**Page text**:
┏━━
When an enslaved man named Harry escaped from Mount Vernon in July 1771, his enslaver, George Washington, placed ads in newspapers seeking his capture. According to Washington’s cash accounts ledger, the war hero and then-delegate in the Virginia House of Burgesses paid a £1.16 reward (around $250 today) for the escapee’s prompt return to his Virginia estate. Harry’s attempt to gain his freedom was short-lived; at a time where there was little refuge for those who tried to flee from slavery, Washington’s reach proved inescapable.
Four years later, however, an unexpected source presented Harry with another opportunity for self-emancipation. Six months after the “shot heard ’round the world” heralded the outbreak of war between rebellious colonists and British troops, Virginia’s last royal governor, John Murray, Fourth Earl of Dunmore, lobbed a salvo of his own. In November 1775, Dunmore issued a proclamation from his headquarters-in-retreat—by then, a fleet of ships off of Norfolk. The notice called on “all [indentured] servants, Negroes or others (appertaining to Rebels), free that are able and willing to bear arms” to join George III’s army “as soon as may be.”
┗━━
**Data lines**:
┏━━
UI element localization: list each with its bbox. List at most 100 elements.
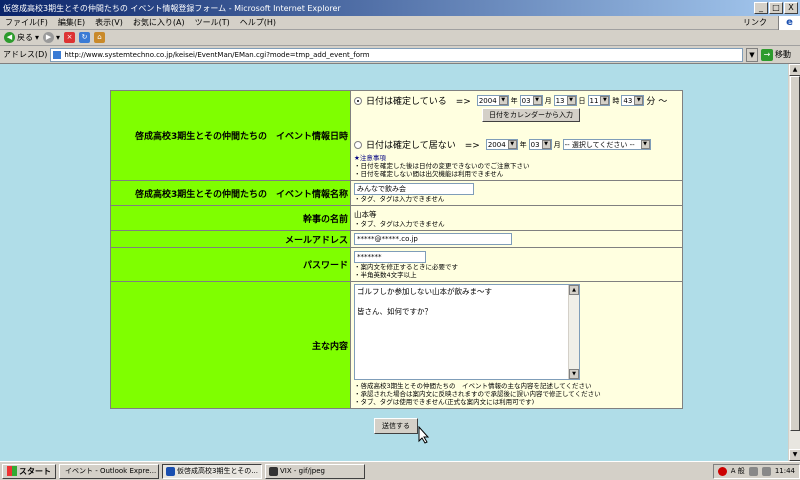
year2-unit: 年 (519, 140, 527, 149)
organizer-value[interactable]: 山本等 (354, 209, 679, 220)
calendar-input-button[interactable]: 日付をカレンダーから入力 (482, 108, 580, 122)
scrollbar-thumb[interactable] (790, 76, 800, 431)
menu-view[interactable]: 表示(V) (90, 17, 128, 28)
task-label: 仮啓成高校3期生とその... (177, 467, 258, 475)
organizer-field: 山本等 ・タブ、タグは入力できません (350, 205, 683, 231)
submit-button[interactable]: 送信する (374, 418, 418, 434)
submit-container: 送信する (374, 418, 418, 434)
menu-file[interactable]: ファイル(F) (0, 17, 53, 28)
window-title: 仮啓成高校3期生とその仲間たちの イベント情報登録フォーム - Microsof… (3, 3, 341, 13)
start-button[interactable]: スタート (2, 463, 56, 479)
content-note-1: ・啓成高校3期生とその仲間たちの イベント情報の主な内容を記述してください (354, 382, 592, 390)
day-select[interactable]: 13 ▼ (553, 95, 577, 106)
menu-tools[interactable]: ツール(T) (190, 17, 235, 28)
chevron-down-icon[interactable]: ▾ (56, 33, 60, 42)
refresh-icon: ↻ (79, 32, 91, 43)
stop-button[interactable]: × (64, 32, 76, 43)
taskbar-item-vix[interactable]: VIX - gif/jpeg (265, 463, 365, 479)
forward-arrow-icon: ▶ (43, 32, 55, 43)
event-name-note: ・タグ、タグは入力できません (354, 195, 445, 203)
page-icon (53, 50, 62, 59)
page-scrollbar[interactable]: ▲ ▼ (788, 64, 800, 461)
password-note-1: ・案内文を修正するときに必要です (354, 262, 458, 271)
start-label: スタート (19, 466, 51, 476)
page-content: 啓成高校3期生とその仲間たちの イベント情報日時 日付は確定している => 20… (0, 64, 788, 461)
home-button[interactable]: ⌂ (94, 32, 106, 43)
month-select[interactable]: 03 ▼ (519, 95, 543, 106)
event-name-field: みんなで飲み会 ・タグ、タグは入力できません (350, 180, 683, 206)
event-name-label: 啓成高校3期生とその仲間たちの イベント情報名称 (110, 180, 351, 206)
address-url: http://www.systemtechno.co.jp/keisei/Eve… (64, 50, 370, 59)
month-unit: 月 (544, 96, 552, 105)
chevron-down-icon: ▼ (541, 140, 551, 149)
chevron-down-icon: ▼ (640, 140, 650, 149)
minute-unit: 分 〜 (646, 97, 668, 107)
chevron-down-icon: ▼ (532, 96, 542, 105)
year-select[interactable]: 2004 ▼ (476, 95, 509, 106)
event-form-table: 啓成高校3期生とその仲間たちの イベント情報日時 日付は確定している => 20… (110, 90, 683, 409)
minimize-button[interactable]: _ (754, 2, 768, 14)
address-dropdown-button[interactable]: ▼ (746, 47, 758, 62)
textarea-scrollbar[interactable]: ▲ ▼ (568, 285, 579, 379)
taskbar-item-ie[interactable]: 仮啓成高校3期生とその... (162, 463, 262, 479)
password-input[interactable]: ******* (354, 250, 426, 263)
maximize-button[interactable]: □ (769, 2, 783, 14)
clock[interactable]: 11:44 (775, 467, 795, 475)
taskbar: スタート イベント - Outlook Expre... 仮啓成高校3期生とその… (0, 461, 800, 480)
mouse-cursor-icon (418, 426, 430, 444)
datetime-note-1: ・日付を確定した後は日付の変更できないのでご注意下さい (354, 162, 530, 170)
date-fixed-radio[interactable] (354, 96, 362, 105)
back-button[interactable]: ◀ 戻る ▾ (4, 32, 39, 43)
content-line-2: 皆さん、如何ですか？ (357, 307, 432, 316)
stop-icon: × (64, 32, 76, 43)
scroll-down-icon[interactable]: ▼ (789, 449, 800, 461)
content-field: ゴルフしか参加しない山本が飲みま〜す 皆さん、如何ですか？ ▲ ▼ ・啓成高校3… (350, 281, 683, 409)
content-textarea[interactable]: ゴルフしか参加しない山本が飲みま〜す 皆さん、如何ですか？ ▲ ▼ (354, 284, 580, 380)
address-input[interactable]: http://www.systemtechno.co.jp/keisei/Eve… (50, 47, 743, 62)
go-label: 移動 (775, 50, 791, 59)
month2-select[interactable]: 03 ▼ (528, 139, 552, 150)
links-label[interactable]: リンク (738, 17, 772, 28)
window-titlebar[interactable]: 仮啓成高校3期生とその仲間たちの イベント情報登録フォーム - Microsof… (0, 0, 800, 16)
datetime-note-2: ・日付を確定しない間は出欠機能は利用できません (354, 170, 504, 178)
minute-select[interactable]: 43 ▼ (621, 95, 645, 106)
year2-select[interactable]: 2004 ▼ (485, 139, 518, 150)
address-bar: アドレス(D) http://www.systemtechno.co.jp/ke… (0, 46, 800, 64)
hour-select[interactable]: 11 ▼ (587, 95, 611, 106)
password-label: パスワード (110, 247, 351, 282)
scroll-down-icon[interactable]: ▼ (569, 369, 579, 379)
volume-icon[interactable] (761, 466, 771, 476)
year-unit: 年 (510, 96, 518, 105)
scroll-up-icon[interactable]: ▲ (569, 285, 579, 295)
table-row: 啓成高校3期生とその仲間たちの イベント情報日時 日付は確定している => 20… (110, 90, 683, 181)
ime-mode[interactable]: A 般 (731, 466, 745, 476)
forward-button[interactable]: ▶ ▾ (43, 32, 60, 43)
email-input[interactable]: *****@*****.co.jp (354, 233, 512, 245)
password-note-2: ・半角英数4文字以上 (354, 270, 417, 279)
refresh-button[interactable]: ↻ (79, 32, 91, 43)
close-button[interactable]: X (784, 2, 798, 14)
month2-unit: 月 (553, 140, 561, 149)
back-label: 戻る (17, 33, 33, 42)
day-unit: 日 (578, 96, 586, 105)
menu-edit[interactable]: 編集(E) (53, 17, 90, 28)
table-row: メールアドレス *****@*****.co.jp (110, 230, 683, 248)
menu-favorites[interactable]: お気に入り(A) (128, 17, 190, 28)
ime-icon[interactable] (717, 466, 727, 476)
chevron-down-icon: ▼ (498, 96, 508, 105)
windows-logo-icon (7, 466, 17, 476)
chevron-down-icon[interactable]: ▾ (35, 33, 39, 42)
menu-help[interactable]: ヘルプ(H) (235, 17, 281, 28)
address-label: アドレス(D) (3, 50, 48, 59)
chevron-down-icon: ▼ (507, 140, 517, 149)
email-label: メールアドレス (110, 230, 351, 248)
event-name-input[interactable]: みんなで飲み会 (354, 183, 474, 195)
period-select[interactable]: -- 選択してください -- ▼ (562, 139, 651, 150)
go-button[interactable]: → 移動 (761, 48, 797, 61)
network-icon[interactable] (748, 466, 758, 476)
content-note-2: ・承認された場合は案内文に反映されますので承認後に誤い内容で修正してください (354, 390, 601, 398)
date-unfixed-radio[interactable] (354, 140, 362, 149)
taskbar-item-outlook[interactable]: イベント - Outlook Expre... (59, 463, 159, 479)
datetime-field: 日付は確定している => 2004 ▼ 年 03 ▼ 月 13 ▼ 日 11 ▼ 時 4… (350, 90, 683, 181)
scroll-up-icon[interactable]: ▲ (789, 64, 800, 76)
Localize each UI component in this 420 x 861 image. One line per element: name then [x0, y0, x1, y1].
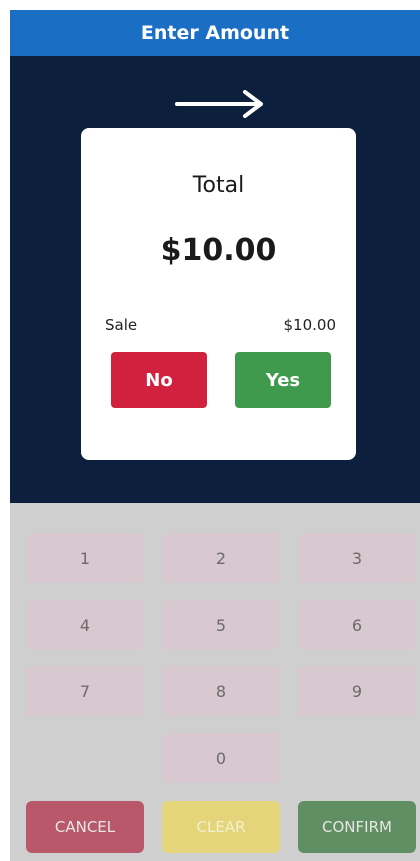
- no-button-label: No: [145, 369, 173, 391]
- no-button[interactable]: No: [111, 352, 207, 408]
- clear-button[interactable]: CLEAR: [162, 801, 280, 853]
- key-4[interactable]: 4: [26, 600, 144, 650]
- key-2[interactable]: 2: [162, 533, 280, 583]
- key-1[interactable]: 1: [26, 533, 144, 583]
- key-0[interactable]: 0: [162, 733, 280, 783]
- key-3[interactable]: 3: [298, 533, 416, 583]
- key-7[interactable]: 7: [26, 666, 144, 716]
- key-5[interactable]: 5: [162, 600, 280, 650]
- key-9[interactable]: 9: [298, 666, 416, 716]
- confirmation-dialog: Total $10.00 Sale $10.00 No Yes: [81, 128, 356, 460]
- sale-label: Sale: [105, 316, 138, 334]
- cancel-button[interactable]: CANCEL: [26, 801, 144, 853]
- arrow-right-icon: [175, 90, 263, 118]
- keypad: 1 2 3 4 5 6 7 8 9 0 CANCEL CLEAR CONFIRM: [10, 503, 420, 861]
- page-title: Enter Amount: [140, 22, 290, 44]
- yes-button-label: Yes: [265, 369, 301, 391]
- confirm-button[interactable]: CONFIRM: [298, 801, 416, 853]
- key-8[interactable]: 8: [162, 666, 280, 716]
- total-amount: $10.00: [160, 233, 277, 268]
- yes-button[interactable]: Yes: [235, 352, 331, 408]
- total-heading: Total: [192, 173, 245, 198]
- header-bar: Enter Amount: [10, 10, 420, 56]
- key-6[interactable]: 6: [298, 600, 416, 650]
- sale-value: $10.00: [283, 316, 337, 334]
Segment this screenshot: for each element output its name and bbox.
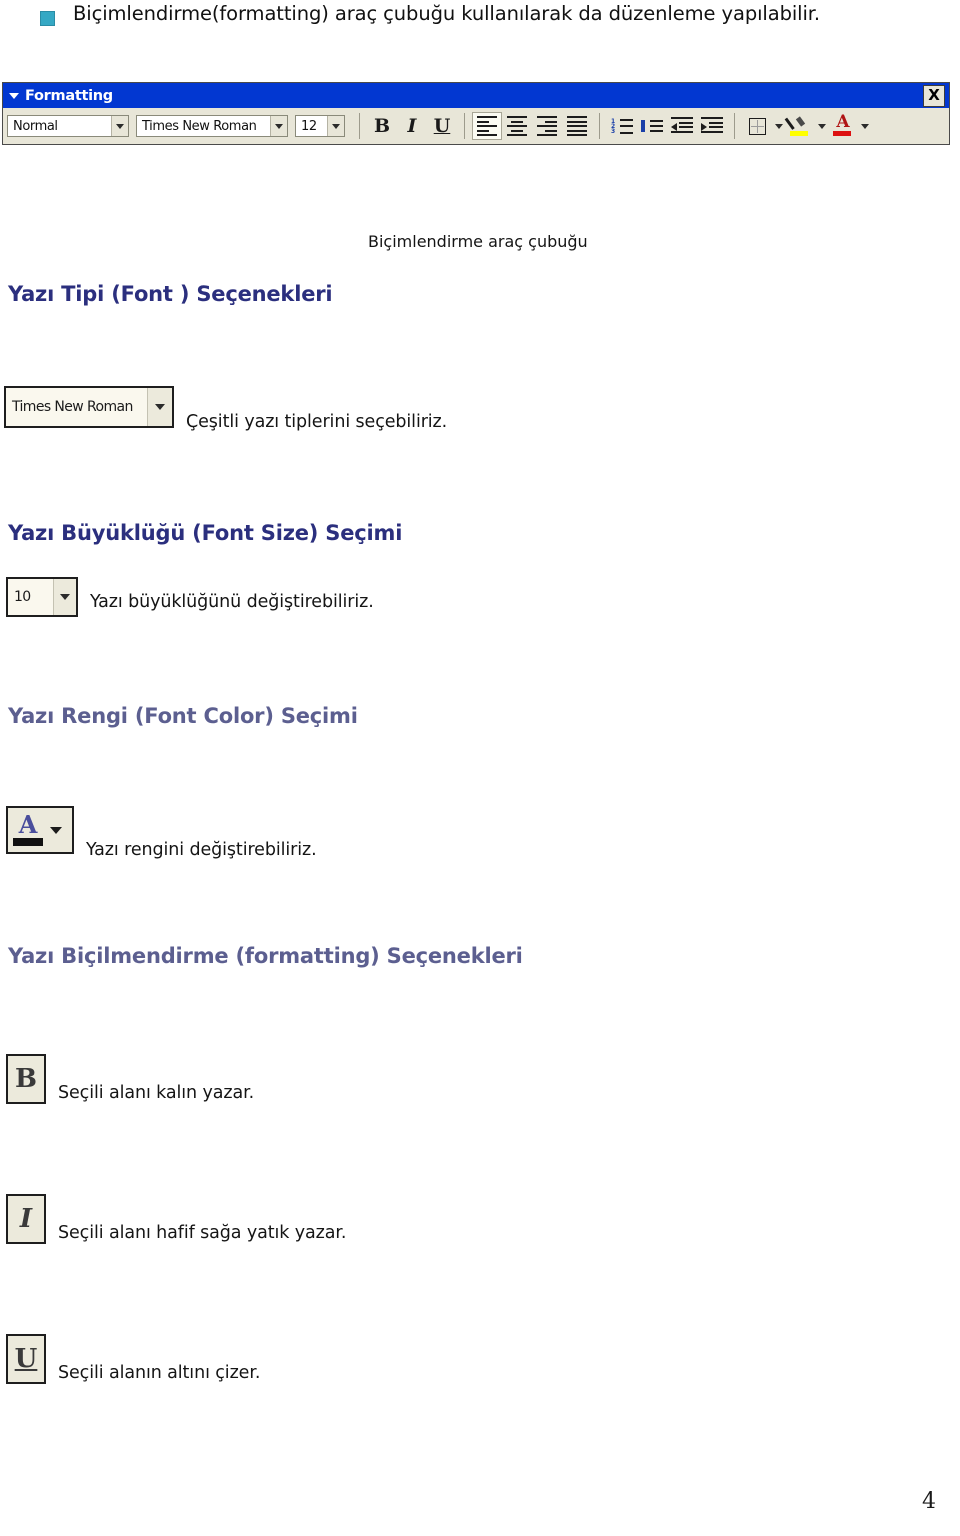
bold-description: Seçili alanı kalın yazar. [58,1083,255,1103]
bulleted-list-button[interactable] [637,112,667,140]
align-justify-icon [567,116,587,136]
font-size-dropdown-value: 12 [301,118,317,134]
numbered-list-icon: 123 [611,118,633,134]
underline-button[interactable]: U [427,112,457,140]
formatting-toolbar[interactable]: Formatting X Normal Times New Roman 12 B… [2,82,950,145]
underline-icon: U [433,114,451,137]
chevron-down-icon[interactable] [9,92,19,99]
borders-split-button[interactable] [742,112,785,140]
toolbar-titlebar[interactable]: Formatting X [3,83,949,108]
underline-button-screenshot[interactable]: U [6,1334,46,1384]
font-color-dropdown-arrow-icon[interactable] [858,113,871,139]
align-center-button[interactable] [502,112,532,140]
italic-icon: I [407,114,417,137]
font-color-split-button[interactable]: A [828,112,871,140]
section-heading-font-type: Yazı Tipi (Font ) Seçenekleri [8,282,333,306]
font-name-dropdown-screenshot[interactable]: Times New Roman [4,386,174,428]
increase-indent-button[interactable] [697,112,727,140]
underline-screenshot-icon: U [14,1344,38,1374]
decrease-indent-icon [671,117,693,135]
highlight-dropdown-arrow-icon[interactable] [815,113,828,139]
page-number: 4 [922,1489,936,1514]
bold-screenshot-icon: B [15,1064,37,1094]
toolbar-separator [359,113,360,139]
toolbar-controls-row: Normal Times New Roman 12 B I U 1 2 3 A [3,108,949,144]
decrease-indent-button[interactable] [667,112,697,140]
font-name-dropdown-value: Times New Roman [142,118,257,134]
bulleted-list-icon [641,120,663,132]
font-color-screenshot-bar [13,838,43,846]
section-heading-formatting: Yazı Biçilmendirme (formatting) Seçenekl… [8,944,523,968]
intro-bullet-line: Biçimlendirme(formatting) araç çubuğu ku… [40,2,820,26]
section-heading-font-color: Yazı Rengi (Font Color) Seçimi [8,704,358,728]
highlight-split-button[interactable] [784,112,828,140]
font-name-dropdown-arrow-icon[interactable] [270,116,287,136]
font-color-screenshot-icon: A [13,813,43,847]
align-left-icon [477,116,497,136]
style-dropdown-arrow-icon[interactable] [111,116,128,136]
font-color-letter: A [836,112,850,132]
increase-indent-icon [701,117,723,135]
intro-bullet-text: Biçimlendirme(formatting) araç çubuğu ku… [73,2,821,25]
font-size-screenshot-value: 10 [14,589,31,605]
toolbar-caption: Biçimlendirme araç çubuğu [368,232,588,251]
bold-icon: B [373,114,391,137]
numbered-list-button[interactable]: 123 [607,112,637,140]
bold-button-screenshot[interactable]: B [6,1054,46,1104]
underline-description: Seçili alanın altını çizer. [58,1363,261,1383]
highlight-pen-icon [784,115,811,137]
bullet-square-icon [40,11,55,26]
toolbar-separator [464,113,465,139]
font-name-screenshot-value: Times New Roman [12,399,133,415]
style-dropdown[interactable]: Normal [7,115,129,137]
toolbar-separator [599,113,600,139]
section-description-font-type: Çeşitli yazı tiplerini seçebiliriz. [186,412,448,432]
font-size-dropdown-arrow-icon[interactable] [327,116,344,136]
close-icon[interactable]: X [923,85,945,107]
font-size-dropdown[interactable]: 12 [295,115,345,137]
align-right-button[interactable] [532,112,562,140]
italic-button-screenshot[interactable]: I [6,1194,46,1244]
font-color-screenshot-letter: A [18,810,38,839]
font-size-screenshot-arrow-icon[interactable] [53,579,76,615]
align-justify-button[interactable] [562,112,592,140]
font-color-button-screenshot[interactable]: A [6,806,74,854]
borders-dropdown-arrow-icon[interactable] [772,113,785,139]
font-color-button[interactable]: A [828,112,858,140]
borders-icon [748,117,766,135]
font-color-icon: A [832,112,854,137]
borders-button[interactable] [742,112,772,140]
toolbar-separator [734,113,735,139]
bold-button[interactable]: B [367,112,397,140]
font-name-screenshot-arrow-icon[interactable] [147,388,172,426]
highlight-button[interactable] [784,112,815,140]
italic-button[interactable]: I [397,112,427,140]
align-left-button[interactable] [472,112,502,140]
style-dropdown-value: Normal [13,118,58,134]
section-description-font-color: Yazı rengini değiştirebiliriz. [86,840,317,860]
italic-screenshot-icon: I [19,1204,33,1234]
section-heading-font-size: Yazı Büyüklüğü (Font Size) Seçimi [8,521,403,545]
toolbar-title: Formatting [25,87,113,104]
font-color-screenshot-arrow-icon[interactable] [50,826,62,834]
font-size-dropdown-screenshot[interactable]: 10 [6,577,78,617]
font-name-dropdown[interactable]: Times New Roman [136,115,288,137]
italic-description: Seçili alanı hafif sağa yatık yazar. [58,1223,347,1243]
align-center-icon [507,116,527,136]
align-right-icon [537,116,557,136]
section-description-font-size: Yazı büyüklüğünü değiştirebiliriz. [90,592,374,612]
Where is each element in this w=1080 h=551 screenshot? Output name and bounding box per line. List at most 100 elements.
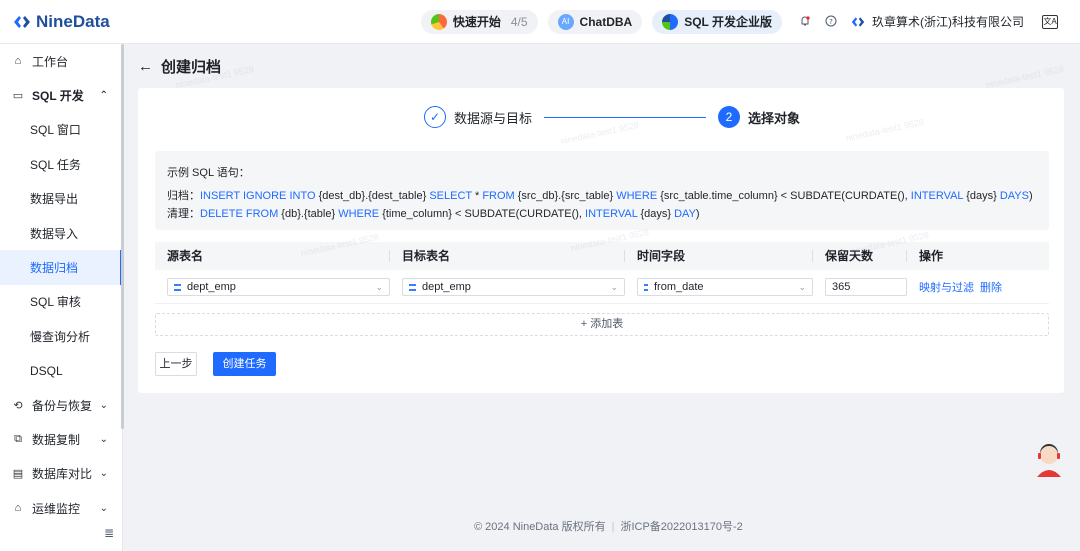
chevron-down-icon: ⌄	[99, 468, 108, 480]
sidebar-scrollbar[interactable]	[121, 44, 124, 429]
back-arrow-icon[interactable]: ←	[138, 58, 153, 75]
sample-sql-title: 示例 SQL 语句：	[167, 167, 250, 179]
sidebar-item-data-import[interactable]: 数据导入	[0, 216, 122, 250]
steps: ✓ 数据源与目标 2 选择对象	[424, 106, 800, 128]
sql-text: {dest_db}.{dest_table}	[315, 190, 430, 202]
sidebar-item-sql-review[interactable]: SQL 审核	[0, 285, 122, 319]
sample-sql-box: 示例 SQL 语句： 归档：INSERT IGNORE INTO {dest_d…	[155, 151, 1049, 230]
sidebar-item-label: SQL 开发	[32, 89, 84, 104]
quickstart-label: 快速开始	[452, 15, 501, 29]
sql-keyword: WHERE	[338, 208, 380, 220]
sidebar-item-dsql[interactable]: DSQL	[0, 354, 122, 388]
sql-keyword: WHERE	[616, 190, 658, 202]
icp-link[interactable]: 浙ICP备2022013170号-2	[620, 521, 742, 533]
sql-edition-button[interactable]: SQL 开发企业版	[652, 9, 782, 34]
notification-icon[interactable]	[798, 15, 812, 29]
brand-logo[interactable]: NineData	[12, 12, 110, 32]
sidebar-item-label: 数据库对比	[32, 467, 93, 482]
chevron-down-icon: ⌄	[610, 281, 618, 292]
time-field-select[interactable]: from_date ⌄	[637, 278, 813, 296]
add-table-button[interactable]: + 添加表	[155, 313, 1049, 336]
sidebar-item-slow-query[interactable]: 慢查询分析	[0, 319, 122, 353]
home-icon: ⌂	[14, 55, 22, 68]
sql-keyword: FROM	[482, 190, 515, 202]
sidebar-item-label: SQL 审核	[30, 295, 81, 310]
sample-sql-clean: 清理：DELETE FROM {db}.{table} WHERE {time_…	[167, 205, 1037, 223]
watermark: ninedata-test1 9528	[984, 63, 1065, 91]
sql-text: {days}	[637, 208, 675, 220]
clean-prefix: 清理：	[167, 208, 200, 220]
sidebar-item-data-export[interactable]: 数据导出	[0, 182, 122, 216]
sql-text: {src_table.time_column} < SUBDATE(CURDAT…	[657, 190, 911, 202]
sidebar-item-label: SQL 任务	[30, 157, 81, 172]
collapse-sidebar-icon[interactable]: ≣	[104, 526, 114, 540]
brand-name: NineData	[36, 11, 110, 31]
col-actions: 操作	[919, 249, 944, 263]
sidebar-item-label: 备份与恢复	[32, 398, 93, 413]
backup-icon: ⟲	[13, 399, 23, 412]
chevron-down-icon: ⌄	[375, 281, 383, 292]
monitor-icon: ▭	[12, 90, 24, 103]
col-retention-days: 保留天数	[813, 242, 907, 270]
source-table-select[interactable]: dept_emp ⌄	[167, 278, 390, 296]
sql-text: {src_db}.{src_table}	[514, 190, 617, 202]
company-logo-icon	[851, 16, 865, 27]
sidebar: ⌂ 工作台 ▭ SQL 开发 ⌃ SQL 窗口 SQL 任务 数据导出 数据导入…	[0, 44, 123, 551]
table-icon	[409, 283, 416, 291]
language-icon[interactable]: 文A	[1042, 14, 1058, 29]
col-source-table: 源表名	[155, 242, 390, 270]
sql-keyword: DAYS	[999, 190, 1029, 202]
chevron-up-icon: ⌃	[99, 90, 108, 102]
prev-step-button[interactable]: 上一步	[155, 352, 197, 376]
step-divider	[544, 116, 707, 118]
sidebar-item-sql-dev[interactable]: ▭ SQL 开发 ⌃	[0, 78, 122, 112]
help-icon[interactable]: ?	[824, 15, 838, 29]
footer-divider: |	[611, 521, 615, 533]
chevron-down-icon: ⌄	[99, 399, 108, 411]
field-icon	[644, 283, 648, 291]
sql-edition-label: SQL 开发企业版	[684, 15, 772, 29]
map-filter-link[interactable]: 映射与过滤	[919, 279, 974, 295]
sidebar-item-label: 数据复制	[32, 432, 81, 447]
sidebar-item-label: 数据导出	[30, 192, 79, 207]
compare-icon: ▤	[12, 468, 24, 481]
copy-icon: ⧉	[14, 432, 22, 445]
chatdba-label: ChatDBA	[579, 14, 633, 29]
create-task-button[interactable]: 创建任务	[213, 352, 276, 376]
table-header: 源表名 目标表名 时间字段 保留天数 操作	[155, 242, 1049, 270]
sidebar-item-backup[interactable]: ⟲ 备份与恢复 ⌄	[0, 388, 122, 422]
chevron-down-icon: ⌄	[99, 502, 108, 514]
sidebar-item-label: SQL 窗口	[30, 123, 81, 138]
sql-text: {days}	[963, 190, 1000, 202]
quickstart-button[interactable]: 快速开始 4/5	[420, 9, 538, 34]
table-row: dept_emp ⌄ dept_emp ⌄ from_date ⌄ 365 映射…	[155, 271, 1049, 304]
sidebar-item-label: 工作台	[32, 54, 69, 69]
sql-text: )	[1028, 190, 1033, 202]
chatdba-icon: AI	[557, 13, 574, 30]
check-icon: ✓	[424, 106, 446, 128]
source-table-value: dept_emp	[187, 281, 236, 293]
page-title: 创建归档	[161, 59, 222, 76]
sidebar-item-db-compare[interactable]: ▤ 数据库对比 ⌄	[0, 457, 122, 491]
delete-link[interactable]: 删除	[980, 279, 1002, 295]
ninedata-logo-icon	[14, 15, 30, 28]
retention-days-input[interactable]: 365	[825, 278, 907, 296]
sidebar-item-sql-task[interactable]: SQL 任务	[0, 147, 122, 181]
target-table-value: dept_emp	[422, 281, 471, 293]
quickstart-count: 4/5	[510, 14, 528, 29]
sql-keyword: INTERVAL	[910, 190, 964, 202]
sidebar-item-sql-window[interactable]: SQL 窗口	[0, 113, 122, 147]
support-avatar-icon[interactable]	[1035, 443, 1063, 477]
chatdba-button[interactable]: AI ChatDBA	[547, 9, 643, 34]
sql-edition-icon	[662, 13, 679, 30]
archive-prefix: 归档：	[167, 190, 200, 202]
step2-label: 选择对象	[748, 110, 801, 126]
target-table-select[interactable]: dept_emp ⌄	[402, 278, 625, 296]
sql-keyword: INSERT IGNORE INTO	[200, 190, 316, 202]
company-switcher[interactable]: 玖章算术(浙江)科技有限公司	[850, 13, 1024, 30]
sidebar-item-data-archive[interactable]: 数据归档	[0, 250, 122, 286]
┗━━
**What is asked**:
1. In the listing, print the lines exactly as they appear, from the line containing "- no-button-label: No: [145, 369, 173, 391]" through the line containing "- yes-button-label: Yes: [265, 369, 301, 391]", including both of those lines.
2. Proceed with the text about Harry's escapes from Mount Vernon and Dunmore's proclamation, picking up after its last sentence.

**Results by task**:
1.
- no-button-label: No: [145, 369, 173, 391]
- no-button[interactable]: No: [111, 352, 207, 408]
- clear-button[interactable]: CLEAR: [162, 801, 280, 853]
- key-4[interactable]: 4: [26, 600, 144, 650]
- key-2[interactable]: 2: [162, 533, 280, 583]
- key-1[interactable]: 1: [26, 533, 144, 583]
- key-0[interactable]: 0: [162, 733, 280, 783]
- key-3[interactable]: 3: [298, 533, 416, 583]
- key-7[interactable]: 7: [26, 666, 144, 716]
- key-5[interactable]: 5: [162, 600, 280, 650]
- key-9[interactable]: 9: [298, 666, 416, 716]
- confirmation-dialog: Total $10.00 Sale $10.00 No Yes: [81, 128, 356, 460]
- sale-label: Sale: [105, 316, 138, 334]
- cancel-button[interactable]: CANCEL: [26, 801, 144, 853]
- arrow-right-icon: [175, 90, 263, 118]
- keypad: 1 2 3 4 5 6 7 8 9 0 CANCEL CLEAR CONFIRM: [10, 503, 420, 861]
- page-title: Enter Amount: [140, 22, 290, 44]
- yes-button-label: Yes: [265, 369, 301, 391]

2.
Harry took his chance, escaping once again in early 1776 and joining the roughly 20,000 self-emancipated people who fought for the British during the American Revolution. (An estimated 5,000 to 8,000 free and enslaved Black men fought for the Patriots’ cause.) Adopting the last name of his former enslaver, Harry spent the rest of his life pursuing the ideal for which the name Washington has long been revered in American history: fighting for freedom.
Colonial leaders were rightly afraid of Dunmore’s ploy, which was more strategic than benevolent. British representatives could set aside their own stances on slavery—Parliament didn’t outlaw the slave trade until 1807, and the practice persisted in British territories until 1838—and exploit the hypocrisy of rebellious, liberty-seeking colonists by playing to the hopes of those they enslaved.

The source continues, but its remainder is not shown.